[Dataset entries]
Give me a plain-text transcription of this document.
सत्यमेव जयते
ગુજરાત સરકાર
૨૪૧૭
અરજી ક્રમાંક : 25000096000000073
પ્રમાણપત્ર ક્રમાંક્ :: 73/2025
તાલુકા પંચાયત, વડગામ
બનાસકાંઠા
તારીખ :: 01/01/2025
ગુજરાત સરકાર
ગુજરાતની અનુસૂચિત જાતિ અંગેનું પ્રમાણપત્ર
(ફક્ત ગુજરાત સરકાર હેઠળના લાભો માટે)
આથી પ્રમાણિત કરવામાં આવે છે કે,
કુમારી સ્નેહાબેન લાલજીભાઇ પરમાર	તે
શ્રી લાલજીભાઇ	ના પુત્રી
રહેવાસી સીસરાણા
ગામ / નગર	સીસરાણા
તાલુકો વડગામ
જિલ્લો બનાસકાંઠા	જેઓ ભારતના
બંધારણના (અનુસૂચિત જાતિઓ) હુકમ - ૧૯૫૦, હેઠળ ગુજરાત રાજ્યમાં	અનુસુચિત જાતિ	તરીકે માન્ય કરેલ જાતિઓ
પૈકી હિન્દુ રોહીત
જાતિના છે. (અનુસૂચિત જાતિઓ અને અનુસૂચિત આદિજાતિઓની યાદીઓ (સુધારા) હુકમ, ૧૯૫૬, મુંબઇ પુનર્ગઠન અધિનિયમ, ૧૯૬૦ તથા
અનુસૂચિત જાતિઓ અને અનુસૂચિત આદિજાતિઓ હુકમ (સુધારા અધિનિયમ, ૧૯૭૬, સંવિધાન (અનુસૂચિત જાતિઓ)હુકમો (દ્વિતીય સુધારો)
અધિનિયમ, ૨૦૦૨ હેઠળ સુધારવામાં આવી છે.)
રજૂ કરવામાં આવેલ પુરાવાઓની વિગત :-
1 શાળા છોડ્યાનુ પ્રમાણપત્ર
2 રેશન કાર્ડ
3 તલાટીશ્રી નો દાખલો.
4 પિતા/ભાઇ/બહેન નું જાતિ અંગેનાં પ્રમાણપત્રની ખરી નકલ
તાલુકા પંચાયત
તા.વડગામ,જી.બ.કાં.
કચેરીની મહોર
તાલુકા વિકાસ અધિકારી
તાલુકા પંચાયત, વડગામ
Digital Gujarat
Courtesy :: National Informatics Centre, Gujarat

## WORK REQUIRED
Show all lines in the entries above where the string "Gujarat" appears.

## FULL OUTPUT
Digital Gujarat
Courtesy :: National Informatics Centre, Gujarat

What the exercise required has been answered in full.